## DATA SHOWN
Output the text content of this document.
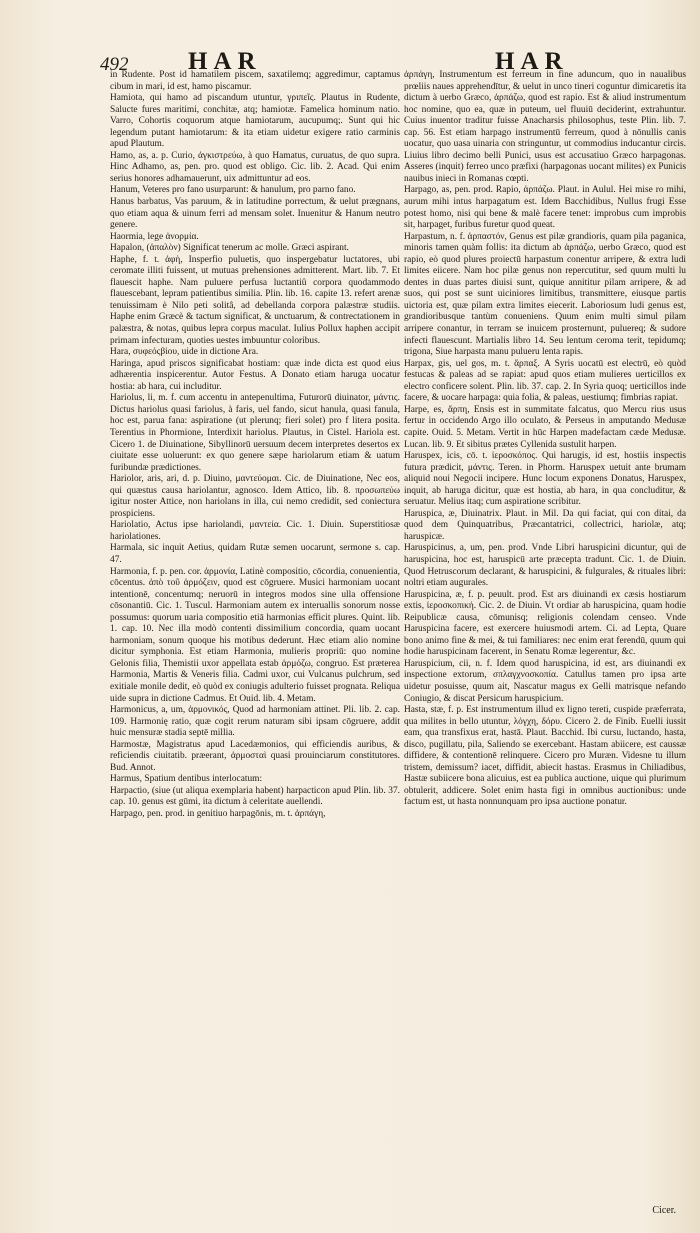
492 HAR	HAR

in Rudente. Post id hamatilem piscem, saxatilemq; aggredimur, captamus cibum in mari, id est, hamo piscamur.

Hamiota, qui hamo ad piscandum utuntur, γριπεῖς. Plautus in Rudente, Salucte fures maritimi, conchitæ, atq; hamiotæ. Famelica hominum natio. Varro, Cohortis coquorum atque hamiotarum, aucupumq;. Sunt qui hic legendum putant hamiotarum: & ita etiam uidetur exigere ratio carminis apud Plautum.

Hamo, as, a. p. Curio, ἀγκιστρεύω, à quo Hamatus, curuatus, de quo supra. Hinc Adhamo, as, pen. pro. quod est obligo. Cic. lib. 2. Acad. Qui enim serius honores adhamauerunt, uix admittuntur ad eos.

Hanum, Veteres pro fano usurparunt: & hanulum, pro parno fano.

Hanus barbatus, Vas paruum, & in latitudine porrectum, & uelut prægnans, quo etiam aqua & uinum ferri ad mensam solet. Inuenitur & Hanum neutro genere.

Haormia, lege ἀνορμία.

Hapalon, (ἁπαλὸν) Significat tenerum ac molle. Græci aspirant.

Haphe, f. t. ἁφὴ, Insperfio puluetis, quo inspergebatur luctatores, ubi ceromate illiti fuissent, ut mutuas prehensiones admitterent. Mart. lib. 7. Et flauescit haphe. Nam puluere perfusa luctantiû corpora quodammodo flauescebant, lepram patientibus similia. Plin. lib. 16. capite 13. refert arenæ tenuissimam è Nilo peti solitâ, ad debellanda corpora palæstræ studiis. Haphe enim Græcè & tactum significat, & unctuarum, & contrectationem in palæstra, & notas, quibus lepra corpus maculat. Iulius Pollux haphen accipit primam infecturam, quoties uestes imbuuntur coloribus.

Hara, συφεόςβίου, uide in dictione Ara.

Haringa, apud priscos significabat hostiam: quæ inde dicta est quod eius adhærentia inspicerentur. Autor Festus. A Donato etiam haruga uocatur hostia: ab hara, cui includitur.

Hariolus, li, m. f. cum accentu in antepenultima, Futurorū diuinator, μάντις. Dictus hariolus quasi fariolus, à faris, uel fando, sicut hanula, quasi fanula, hoc est, parua fana: aspiratione (ut plerunq; fieri solet) pro f litera posita. Terentius in Phormione, Interdixit hariolus. Plautus, in Cistel. Hariola est. Cicero 1. de Diuinatione, Sibyllinorū uersuum decem interpretes desertos ex ciuitate esse uoluerunt: ex quo genere sæpe hariolarum etiam & uatum furibundæ prædictiones.

Hariolor, aris, ari, d. p. Diuino, μαντεύομαι. Cic. de Diuinatione, Nec eos, qui quæstus causa hariolantur, agnosco. Idem Attico, lib. 8. προσωπεύω igitur noster Attice, non hariolans in illa, cui nemo credidit, sed coniectura prospiciens.

Hariolatio, Actus ipse hariolandi, μαντεία. Cic. 1. Diuin. Superstitiosæ hariolationes.

Harmala, sic inquit Aetius, quidam Rutæ semen uocarunt, sermone s. cap. 47.

Harmonia, f. p. pen. cor. ἁρμονία, Latinè compositio, cōcordia, conuenientia, cōcentus. ἀπὸ τοῦ ἁρμόζειν, quod est cōgruere. Musici harmoniam uocant intentionē, concentumq; neruorū in integros modos sine ulla offensione cōsonantiū. Cic. 1. Tuscul. Harmoniam autem ex interuallis sonorum nosse possumus: quorum uaria compositio etiā harmonias efficit plures. Quint. lib. 1. cap. 10. Nec illa modò contenti dissimilium concordia, quam uocant harmoniam, sonum quoque his motibus dederunt. Hæc etiam alio nomine dicitur symphonia. Est etiam Harmonia, mulieris propriū: quo nomine Gelonis filia, Themistii uxor appellata estab ἁρμόζω, congruo. Est præterea Harmonia, Martis & Veneris filia. Cadmi uxor, cui Vulcanus pulchrum, sed exitiale monile dedit, eò quòd ex coniugis adulterio fuisset prognata. Reliqua uide supra in dictione Cadmus. Et Ouid. lib. 4. Metam.

Harmonicus, a, um, ἁρμονικός, Quod ad harmoniam attinet. Pli. lib. 2. cap. 109. Harmonię ratio, quæ cogit rerum naturam sibi ipsam cōgruere, addit huic mensuræ stadia septē millia.

Harmostæ, Magistratus apud Lacedæmonios, qui efficiendis auribus, & reficiendis ciuitatib. præerant, ἁρμοσταὶ quasi prouinciarum constitutores. Bud. Annot.

Harmus, Spatium dentibus interlocatum:

Harpactio, (siue (ut aliqua exemplaria habent) harpacticon apud Plin. lib. 37. cap. 10. genus est gūmi, ita dictum à celeritate auellendi.

Harpago, pen. prod. in genitiuo harpagōnis, m. t. ἁρπάγη,

ἁρπάγη, Instrumentum est ferreum in fine aduncum, quo in naualibus prœliis naues apprehendītur, & uelut in unco tineri coguntur dimicaretis ita dictum à uerbo Græco, ἁρπάζω, quod est rapio. Est & aliud instrumentum hoc nomine, quo ea, quæ in puteum, uel fluuiū deciderint, extrahuntur. Cuius inuentor traditur fuisse Anacharsis philosophus, teste Plin. lib. 7. cap. 56. Est etiam harpago instrumentū ferreum, quod à nōnullis canis uocatur, quo uasa uinaria con stringuntur, ut commodius inducantur circis. Liuius libro decimo belli Punici, usus est accusatiuo Græco harpagonas. Asseres (inquit) ferreo unco præfixi (harpagonas uocant milites) ex Punicis nauibus inieci in Romanas cœpti.

Harpago, as, pen. prod. Rapio, ἁρπάζω. Plaut. in Aulul. Hei mise ro mihi, aurum mihi intus harpagatum est. Idem Bacchidibus, Nullus frugi Esse potest homo, nisi qui bene & malè facere tenet: improbus cum improbis sit, harpaget, furibus furetur quod queat.

Harpastum, n. f. ἁρπαστόν, Genus est pilæ grandioris, quam pila paganica, minoris tamen quàm follis: ita dictum ab ἁρπάζω, uerbo Græco, quod est rapio, eò quod plures proiectū harpastum conentur arripere, & extra ludi limites eiicere. Nam hoc pilæ genus non repercutitur, sed quum multi lu dentes in duas partes diuisi sunt, quique annititur pilam arripere, & ad suos, qui post se sunt uiciniores limitibus, transmittere, eiusque partis uictoria est, quæ pilam extra limites eiecerit. Laboriosum ludi genus est, grandioribusque tantùm conueniens. Quum enim multi simul pilam arripere conantur, in terram se inuicem prosternunt, puluereq; & sudore infecti flauescunt. Martialis libro 14. Seu lentum ceroma terit, tepidumq; trigona, Siue harpasta manu pulueru lenta rapis.

Harpax, gis, uel gos, m. t. ἅρπαξ. A Syris uocatū est electrū, eò quòd festucas & paleas ad se rapiat: apud quos etiam mulieres uerticillos ex electro conficere solent. Plin. lib. 37. cap. 2. In Syria quoq; uerticillos inde facere, & uocare harpaga: quia folia, & paleas, uestiumq; fimbrias rapiat.

Harpe, es, ἅρπη, Ensis est in summitate falcatus, quo Mercu rius usus fertur in occidendo Argo illo oculato, & Perseus in amputando Medusæ capite. Ouid. 5. Metam. Vertit in hūc Harpen madefactam cæde Medusæ. Lucan. lib. 9. Et sibitus prætes Cyllenida sustulit harpen.

Haruspex, icis, cō. t. ἱεροσκόπος. Qui harugis, id est, hostiis inspectis futura prædicit, μάντις. Teren. in Phorm. Haruspex uetuit ante brumam aliquid noui Negocii incipere. Hunc locum exponens Donatus, Haruspex, inquit, ab haruga dicitur, quæ est hostia, ab hara, in qua concluditur, & seruatur. Melius itaq; cum aspiratione scribitur.

Haruspica, æ, Diuinatrix. Plaut. in Mil. Da qui faciat, qui con ditai, da quod dem Quinquatribus, Præcantatrici, collectrici, hariolæ, atq; haruspicæ.

Haruspicinus, a, um, pen. prod. Vnde Libri haruspicini dicuntur, qui de haruspicina, hoc est, haruspicū arte præcepta tradunt. Cic. 1. de Diuin. Quod Hetruscorum declarant, & haruspicini, & fulgurales, & rituales libri: noltri etiam augurales.

Haruspicina, æ, f. p. peuult. prod. Est ars diuinandi ex cæsis hostiarum extis, ἱεροσκοπική. Cic. 2. de Diuin. Vt ordiar ab haruspicina, quam hodie Reipublicæ causa, cōmunisq; religionis colendam censeo. Vnde Haruspicina facere, est exercere huiusmodi artem. Ci. ad Lepta, Quare bono animo fine & mei, & tui familiares: nec enim erat ferendū, quum qui hodie haruspicinam facerent, in Senatu Romæ legerentur, &c.

Haruspicium, cii, n. f. Idem quod haruspicina, id est, ars diuinandi ex inspectione extorum, σπλαγχνοσκοπία. Catullus tamen pro ipsa arte uidetur posuisse, quum ait, Nascatur magus ex Gelli matrisque nefando Coniugio, & discat Persicum haruspicium.

Hasta, stæ, f. p. Est instrumentum illud ex ligno tereti, cuspide præferrata, qua milites in bello utuntur, λόγχη, δόρυ. Cicero 2. de Finib. Euelli iussit eam, qua transfixus erat, hastā. Plaut. Bacchid. Ibi cursu, luctando, hasta, disco, pugillatu, pila, Saliendo se exercebant. Hastam abiicere, est caussæ diffidere, & contentionē relinquere. Cicero pro Muræn. Videsne tu illum tristem, demissum? iacet, diffidit, abiecit hastas. Erasmus in Chiliadibus, Hastæ subiicere bona alicuius, est ea publica auctione, uique qui plurimum obtulerit, addicere. Solet enim hasta figi in omnibus auctionibus: unde factum est, ut hasta nonnunquam pro ipsa auctione ponatur.

Cicer.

## EXERCISE REQUIREMENTS
Looking at the records above, work out how many lines include the word "Hanum", then give that number by itself.

## WRITTEN RESPONSE
2